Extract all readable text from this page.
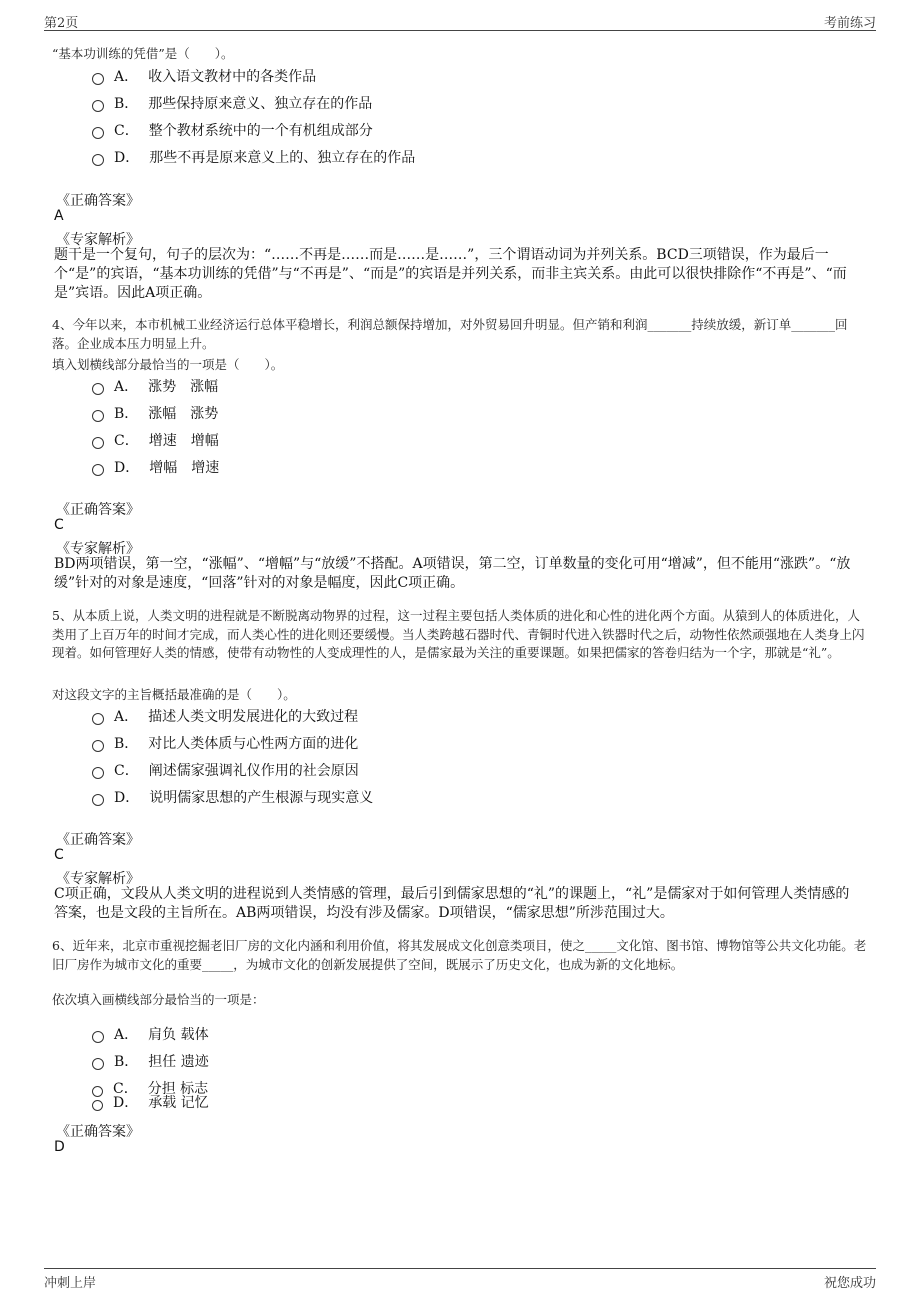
第2页	考前练习
“基本功训练的凭借”是（　　）。
A． 收入语文教材中的各类作品
B． 那些保持原来意义、独立存在的作品
C． 整个教材系统中的一个有机组成部分
D． 那些不再是原来意义上的、独立存在的作品
《正确答案》
A
《专家解析》
题干是一个复句，句子的层次为：“……不再是……而是……是……”，三个谓语动词为并列关系。BCD三项错误，作为最后一个“是”的宾语，“基本功训练的凭借”与“不再是”、“而是”的宾语是并列关系，而非主宾关系。由此可以很快排除作“不再是”、“而是”宾语。因此A项正确。
4、今年以来，本市机械工业经济运行总体平稳增长，利润总额保持增加，对外贸易回升明显。但产销和利润_______持续放缓，新订单_______回落。企业成本压力明显上升。
填入划横线部分最恰当的一项是（　　）。
A． 涨势　涨幅
B． 涨幅　涨势
C． 增速　增幅
D． 增幅　增速
《正确答案》
C
《专家解析》
BD两项错误，第一空，“涨幅”、“增幅”与“放缓”不搭配。A项错误，第二空，订单数量的变化可用“增减”，但不能用“涨跌”。“放缓”针对的对象是速度，“回落”针对的对象是幅度，因此C项正确。
5、从本质上说，人类文明的进程就是不断脱离动物界的过程，这一过程主要包括人类体质的进化和心性的进化两个方面。从猿到人的体质进化，人类用了上百万年的时间才完成，而人类心性的进化则还要缓慢。当人类跨越石器时代、青铜时代进入铁器时代之后，动物性依然顽强地在人类身上闪现着。如何管理好人类的情感，使带有动物性的人变成理性的人，是儒家最为关注的重要课题。如果把儒家的答卷归结为一个字，那就是“礼”。
对这段文字的主旨概括最准确的是（　　）。
A． 描述人类文明发展进化的大致过程
B． 对比人类体质与心性两方面的进化
C． 阐述儒家强调礼仪作用的社会原因
D． 说明儒家思想的产生根源与现实意义
《正确答案》
C
《专家解析》
C项正确，文段从人类文明的进程说到人类情感的管理，最后引到儒家思想的“礼”的课题上，“礼”是儒家对于如何管理人类情感的答案，也是文段的主旨所在。AB两项错误，均没有涉及儒家。D项错误，“儒家思想”所涉范围过大。
6、近年来，北京市重视挖掘老旧厂房的文化内涵和利用价值，将其发展成文化创意类项目，使之_____文化馆、图书馆、博物馆等公共文化功能。老旧厂房作为城市文化的重要_____，为城市文化的创新发展提供了空间，既展示了历史文化，也成为新的文化地标。
依次填入画横线部分最恰当的一项是：
A． 肩负 载体
B． 担任 遗迹
C． 分担 标志
D． 承载 记忆
《正确答案》
D
冲刺上岸	祝您成功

····················

Exercise instructions ▸
Without the pictures, restate each entry exactly.

Full response ▸
Extract all readable text from this page.
第2页	考前练习
“基本功训练的凭借”是（　　）。
A． 收入语文教材中的各类作品
B． 那些保持原来意义、独立存在的作品
C． 整个教材系统中的一个有机组成部分
D． 那些不再是原来意义上的、独立存在的作品
《正确答案》
A
《专家解析》
题干是一个复句，句子的层次为：“……不再是……而是……是……”，三个谓语动词为并列关系。BCD三项错误，作为最后一个“是”的宾语，“基本功训练的凭借”与“不再是”、“而是”的宾语是并列关系，而非主宾关系。由此可以很快排除作“不再是”、“而是”宾语。因此A项正确。
4、今年以来，本市机械工业经济运行总体平稳增长，利润总额保持增加，对外贸易回升明显。但产销和利润_______持续放缓，新订单_______回落。企业成本压力明显上升。
填入划横线部分最恰当的一项是（　　）。
A． 涨势　涨幅
B． 涨幅　涨势
C． 增速　增幅
D． 增幅　增速
《正确答案》
C
《专家解析》
BD两项错误，第一空，“涨幅”、“增幅”与“放缓”不搭配。A项错误，第二空，订单数量的变化可用“增减”，但不能用“涨跌”。“放缓”针对的对象是速度，“回落”针对的对象是幅度，因此C项正确。
5、从本质上说，人类文明的进程就是不断脱离动物界的过程，这一过程主要包括人类体质的进化和心性的进化两个方面。从猿到人的体质进化，人类用了上百万年的时间才完成，而人类心性的进化则还要缓慢。当人类跨越石器时代、青铜时代进入铁器时代之后，动物性依然顽强地在人类身上闪现着。如何管理好人类的情感，使带有动物性的人变成理性的人，是儒家最为关注的重要课题。如果把儒家的答卷归结为一个字，那就是“礼”。
对这段文字的主旨概括最准确的是（　　）。
A． 描述人类文明发展进化的大致过程
B． 对比人类体质与心性两方面的进化
C． 阐述儒家强调礼仪作用的社会原因
D． 说明儒家思想的产生根源与现实意义
《正确答案》
C
《专家解析》
C项正确，文段从人类文明的进程说到人类情感的管理，最后引到儒家思想的“礼”的课题上，“礼”是儒家对于如何管理人类情感的答案，也是文段的主旨所在。AB两项错误，均没有涉及儒家。D项错误，“儒家思想”所涉范围过大。
6、近年来，北京市重视挖掘老旧厂房的文化内涵和利用价值，将其发展成文化创意类项目，使之_____文化馆、图书馆、博物馆等公共文化功能。老旧厂房作为城市文化的重要_____，为城市文化的创新发展提供了空间，既展示了历史文化，也成为新的文化地标。
依次填入画横线部分最恰当的一项是：
A． 肩负 载体
B． 担任 遗迹
C． 分担 标志
D． 承载 记忆
《正确答案》
D
冲刺上岸	祝您成功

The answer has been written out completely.